• [STATED EXERCISE]
Copy out everything from the line containing "Decompose this screenshot" down to the line containing "- qr-code-icon: [68, 264, 150, 346]" in the items, with "sad-face-emoticon" renamed to "frown-emoticon" and nothing else altered.

• [DATA FOR THIS TASK]
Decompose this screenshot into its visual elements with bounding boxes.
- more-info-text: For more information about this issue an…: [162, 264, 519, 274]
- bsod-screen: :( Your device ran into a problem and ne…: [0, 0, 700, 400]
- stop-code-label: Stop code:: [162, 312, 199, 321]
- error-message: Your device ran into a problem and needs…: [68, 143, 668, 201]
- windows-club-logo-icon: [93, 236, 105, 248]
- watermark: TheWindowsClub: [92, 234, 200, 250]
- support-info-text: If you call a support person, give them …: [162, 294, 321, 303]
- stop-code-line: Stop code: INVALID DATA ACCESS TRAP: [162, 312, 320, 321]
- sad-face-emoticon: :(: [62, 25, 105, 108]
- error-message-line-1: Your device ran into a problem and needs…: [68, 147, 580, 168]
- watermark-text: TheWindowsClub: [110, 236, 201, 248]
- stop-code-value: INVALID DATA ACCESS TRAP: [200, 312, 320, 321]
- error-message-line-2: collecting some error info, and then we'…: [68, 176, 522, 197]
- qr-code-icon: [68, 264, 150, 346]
...
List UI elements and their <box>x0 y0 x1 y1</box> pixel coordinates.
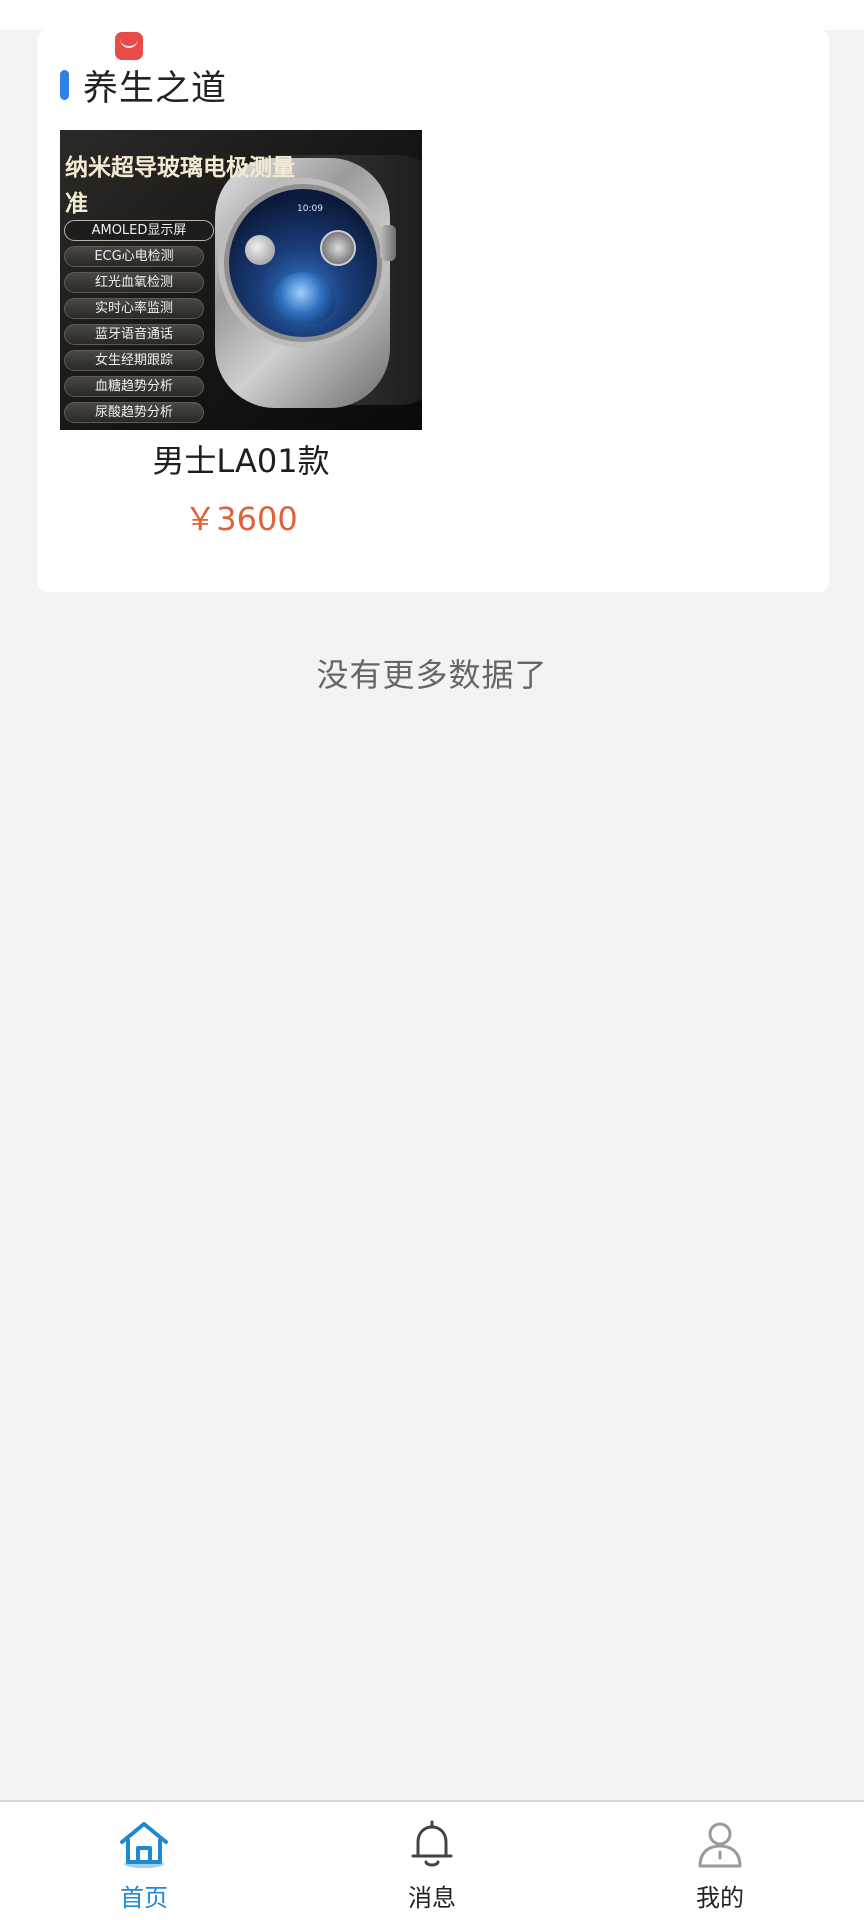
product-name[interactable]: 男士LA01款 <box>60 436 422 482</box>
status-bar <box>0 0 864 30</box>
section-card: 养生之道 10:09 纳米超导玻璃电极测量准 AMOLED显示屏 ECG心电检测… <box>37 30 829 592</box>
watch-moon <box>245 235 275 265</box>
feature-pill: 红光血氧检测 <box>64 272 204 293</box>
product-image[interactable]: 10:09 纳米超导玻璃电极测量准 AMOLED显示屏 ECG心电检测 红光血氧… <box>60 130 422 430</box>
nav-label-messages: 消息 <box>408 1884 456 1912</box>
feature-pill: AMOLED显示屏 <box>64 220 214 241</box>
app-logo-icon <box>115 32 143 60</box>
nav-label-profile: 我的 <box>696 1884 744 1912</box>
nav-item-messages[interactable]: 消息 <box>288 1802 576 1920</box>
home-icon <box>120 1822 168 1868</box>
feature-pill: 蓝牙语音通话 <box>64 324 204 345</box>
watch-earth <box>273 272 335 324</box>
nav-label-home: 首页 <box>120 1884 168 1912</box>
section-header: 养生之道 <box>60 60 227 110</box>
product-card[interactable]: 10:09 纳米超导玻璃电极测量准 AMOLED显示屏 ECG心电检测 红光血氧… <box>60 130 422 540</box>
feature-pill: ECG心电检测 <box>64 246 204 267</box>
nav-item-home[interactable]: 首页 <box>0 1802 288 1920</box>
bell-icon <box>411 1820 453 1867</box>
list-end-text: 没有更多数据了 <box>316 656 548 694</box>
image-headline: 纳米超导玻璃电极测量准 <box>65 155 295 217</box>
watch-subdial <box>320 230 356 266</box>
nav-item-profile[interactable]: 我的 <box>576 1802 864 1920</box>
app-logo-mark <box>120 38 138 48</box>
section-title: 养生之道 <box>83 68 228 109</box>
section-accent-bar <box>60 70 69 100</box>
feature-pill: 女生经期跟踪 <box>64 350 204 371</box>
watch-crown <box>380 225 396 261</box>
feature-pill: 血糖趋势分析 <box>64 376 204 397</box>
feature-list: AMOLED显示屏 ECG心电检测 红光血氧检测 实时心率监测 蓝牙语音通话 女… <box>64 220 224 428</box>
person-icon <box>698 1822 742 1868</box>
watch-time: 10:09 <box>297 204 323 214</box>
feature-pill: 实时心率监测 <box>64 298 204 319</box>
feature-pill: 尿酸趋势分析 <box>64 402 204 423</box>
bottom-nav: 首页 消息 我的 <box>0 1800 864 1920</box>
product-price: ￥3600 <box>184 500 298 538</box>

• [OUTPUT BELOW]
Decompose this screenshot into its visual elements with bounding boxes.
- more-info-text: For more information about this issue an…: [162, 264, 519, 274]
- bsod-screen: :( Your device ran into a problem and ne…: [0, 0, 700, 400]
- stop-code-label: Stop code:: [162, 312, 199, 321]
- error-message: Your device ran into a problem and needs…: [68, 143, 668, 201]
- windows-club-logo-icon: [93, 236, 105, 248]
- watermark: TheWindowsClub: [92, 234, 200, 250]
- support-info-text: If you call a support person, give them …: [162, 294, 321, 303]
- stop-code-line: Stop code: INVALID DATA ACCESS TRAP: [162, 312, 320, 321]
- frown-emoticon: :(: [62, 25, 105, 108]
- error-message-line-1: Your device ran into a problem and needs…: [68, 147, 580, 168]
- watermark-text: TheWindowsClub: [110, 236, 201, 248]
- stop-code-value: INVALID DATA ACCESS TRAP: [200, 312, 320, 321]
- error-message-line-2: collecting some error info, and then we'…: [68, 176, 522, 197]
- qr-code-icon: [68, 264, 150, 346]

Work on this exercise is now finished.